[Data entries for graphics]
(begin)

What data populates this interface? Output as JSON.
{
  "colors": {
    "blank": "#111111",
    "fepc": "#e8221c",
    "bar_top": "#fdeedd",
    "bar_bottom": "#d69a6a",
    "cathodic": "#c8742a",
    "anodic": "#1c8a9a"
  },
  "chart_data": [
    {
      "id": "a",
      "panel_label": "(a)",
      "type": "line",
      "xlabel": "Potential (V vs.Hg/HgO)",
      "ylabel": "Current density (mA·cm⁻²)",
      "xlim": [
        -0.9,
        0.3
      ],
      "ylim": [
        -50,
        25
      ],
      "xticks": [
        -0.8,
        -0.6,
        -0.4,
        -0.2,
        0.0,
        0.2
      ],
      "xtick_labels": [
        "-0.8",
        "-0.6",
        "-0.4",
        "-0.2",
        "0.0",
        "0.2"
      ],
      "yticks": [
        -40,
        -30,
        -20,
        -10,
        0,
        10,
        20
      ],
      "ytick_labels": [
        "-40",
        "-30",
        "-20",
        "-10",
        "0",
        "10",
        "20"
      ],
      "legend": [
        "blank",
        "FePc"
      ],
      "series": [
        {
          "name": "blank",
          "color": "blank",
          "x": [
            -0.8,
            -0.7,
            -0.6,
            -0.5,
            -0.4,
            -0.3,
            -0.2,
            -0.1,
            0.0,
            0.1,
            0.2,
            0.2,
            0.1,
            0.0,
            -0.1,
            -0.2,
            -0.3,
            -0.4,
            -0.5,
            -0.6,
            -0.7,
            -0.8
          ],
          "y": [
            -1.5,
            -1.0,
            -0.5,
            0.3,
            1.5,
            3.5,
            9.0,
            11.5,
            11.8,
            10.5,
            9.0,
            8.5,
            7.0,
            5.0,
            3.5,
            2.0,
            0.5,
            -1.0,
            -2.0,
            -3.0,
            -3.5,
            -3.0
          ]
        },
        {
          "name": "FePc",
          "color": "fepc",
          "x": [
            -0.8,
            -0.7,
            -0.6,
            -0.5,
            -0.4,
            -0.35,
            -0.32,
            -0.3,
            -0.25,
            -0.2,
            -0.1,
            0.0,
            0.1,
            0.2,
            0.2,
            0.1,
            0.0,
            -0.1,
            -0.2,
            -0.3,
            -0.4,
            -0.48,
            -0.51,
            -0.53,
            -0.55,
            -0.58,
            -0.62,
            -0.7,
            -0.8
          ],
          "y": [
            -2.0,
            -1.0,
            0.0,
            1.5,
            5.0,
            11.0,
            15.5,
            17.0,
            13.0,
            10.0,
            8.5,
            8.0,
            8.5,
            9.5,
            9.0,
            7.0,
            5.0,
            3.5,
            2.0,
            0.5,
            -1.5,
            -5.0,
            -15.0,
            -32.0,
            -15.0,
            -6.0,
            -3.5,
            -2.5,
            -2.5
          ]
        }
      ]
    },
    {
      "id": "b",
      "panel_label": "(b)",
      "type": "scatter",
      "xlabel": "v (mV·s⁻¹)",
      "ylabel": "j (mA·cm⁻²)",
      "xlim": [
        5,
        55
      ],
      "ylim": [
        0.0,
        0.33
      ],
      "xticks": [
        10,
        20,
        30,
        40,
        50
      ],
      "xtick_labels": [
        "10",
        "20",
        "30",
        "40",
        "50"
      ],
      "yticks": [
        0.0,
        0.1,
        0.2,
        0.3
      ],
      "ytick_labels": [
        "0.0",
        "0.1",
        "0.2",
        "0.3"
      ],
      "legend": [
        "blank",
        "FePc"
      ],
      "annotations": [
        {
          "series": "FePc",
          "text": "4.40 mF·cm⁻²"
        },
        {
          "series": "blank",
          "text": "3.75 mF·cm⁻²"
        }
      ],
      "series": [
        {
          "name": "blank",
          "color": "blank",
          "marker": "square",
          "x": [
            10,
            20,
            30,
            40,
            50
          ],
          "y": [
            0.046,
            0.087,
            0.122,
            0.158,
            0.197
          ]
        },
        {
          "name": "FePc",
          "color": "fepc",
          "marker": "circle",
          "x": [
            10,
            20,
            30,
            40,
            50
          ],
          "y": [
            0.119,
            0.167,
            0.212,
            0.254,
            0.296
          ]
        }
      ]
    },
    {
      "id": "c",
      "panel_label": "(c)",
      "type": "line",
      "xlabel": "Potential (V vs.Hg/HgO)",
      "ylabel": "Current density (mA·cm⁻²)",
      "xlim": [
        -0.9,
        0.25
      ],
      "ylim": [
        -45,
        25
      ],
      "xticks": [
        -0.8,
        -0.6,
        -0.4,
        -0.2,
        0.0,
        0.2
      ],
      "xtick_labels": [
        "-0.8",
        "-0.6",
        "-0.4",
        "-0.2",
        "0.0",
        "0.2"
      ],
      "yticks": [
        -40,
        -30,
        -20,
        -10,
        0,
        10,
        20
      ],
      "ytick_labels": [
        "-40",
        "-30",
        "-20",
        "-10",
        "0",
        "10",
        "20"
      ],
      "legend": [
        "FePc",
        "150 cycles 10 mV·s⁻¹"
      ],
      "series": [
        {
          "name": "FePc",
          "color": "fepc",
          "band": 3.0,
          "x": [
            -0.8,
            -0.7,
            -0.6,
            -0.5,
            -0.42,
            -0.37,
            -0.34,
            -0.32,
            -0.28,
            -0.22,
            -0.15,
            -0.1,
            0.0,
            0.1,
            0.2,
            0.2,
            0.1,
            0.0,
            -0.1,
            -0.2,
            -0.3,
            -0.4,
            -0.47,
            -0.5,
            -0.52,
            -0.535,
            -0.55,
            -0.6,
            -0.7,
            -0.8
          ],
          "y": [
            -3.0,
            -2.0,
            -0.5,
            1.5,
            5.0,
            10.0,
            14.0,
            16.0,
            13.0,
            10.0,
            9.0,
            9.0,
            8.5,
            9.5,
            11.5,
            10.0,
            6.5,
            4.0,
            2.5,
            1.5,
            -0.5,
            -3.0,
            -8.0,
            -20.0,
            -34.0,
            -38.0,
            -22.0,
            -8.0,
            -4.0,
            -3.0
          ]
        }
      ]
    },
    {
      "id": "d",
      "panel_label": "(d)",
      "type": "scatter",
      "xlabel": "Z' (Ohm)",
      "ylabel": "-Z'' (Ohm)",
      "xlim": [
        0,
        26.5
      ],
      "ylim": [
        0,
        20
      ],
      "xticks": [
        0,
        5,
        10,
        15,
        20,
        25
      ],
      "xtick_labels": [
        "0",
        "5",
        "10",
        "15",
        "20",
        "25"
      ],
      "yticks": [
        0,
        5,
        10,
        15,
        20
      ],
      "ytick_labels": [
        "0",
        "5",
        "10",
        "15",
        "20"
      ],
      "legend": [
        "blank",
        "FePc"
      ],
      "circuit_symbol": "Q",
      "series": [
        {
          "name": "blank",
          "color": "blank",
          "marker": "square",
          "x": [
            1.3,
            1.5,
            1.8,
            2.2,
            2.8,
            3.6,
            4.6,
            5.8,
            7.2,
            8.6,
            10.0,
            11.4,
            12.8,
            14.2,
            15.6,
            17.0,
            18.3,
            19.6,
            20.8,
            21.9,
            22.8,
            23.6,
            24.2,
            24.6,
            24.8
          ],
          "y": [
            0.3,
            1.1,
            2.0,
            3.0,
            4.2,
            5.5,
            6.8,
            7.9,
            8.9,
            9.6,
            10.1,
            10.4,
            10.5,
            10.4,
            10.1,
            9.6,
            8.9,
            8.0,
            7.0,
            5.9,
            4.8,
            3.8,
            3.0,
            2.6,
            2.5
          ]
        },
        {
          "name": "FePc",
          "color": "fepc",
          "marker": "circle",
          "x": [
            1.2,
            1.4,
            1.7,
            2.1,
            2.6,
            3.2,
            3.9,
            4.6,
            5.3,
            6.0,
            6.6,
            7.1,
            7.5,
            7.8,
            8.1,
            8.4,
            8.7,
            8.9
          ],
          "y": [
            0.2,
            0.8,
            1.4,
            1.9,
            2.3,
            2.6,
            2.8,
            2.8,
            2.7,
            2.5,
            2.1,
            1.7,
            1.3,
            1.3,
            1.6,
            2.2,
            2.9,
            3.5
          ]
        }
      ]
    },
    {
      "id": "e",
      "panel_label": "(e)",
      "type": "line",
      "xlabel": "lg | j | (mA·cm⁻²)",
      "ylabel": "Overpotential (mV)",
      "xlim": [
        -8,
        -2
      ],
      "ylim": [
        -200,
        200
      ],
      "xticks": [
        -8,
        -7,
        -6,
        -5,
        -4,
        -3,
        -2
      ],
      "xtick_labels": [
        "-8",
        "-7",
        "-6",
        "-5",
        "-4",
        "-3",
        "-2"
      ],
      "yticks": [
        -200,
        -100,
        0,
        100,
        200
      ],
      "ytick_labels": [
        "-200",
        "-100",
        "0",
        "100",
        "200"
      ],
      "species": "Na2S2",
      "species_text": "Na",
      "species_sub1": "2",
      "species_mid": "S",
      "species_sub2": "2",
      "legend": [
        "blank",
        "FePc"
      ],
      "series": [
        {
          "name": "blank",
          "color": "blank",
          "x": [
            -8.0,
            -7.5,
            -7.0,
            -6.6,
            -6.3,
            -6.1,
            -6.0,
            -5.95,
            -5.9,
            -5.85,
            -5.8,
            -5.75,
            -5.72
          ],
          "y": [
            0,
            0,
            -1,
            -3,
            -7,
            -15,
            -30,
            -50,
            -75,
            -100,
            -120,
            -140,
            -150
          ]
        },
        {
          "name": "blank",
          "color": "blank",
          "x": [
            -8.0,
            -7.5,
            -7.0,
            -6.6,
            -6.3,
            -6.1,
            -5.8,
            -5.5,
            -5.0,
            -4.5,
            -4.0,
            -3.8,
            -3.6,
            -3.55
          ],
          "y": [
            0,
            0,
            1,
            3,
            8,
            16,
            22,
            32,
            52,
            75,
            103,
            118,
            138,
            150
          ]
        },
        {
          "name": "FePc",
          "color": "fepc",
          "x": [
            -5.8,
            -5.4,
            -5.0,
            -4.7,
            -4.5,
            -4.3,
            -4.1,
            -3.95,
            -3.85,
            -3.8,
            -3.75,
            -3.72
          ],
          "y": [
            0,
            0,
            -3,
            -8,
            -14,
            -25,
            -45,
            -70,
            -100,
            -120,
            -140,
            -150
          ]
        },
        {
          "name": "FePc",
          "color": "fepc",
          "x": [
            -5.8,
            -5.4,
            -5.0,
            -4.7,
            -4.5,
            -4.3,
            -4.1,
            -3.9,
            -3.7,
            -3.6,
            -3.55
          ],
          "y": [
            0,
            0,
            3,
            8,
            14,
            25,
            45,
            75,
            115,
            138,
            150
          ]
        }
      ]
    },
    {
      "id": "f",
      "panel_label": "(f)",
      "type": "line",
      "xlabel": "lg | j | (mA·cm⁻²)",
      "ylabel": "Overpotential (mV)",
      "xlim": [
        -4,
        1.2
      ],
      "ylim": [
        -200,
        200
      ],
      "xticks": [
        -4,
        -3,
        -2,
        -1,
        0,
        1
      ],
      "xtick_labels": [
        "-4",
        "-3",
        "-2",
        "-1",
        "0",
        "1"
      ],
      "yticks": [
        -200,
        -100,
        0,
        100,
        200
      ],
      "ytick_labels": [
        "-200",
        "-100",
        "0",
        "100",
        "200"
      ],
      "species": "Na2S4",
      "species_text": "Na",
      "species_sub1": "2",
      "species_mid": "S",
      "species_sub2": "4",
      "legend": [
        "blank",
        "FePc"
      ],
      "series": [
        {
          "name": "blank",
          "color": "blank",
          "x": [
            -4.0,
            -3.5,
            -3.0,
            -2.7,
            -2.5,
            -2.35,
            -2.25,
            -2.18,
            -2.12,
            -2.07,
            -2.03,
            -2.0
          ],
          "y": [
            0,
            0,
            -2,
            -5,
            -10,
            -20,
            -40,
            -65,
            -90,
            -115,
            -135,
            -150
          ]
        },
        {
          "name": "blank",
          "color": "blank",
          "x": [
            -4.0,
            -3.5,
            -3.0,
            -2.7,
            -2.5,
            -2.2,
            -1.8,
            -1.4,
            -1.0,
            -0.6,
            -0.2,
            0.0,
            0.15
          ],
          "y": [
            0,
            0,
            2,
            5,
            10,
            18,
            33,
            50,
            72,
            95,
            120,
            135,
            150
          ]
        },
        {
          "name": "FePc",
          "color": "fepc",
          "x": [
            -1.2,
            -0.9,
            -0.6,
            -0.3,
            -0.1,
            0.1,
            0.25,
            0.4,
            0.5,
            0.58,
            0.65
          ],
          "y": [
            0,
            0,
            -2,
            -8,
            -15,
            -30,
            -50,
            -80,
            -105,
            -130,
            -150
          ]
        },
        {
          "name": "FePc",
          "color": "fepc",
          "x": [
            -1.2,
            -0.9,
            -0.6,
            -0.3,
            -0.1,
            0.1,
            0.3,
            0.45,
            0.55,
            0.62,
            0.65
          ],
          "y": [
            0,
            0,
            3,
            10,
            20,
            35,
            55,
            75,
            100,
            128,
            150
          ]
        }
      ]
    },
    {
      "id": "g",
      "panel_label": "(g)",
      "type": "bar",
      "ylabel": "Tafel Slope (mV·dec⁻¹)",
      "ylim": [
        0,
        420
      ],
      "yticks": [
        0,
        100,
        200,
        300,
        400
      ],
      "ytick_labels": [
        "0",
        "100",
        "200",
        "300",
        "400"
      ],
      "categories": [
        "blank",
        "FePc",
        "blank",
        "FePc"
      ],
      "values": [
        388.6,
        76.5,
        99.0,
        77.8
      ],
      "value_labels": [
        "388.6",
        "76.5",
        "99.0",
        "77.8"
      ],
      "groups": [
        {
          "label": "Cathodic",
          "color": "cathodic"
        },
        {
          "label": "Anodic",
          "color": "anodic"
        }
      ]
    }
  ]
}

(end)

■ DIRECTIVE:
Scan the material line by line and report each one that contains "ylabel".

■ CORRECT OUTPUT:
      "ylabel": "Current density (mA·cm⁻²)",
      "ylabel": "j (mA·cm⁻²)",
      "ylabel": "Current density (mA·cm⁻²)",
      "ylabel": "-Z'' (Ohm)",
      "ylabel": "Overpotential (mV)",
      "ylabel": "Overpotential (mV)",
      "ylabel": "Tafel Slope (mV·dec⁻¹)",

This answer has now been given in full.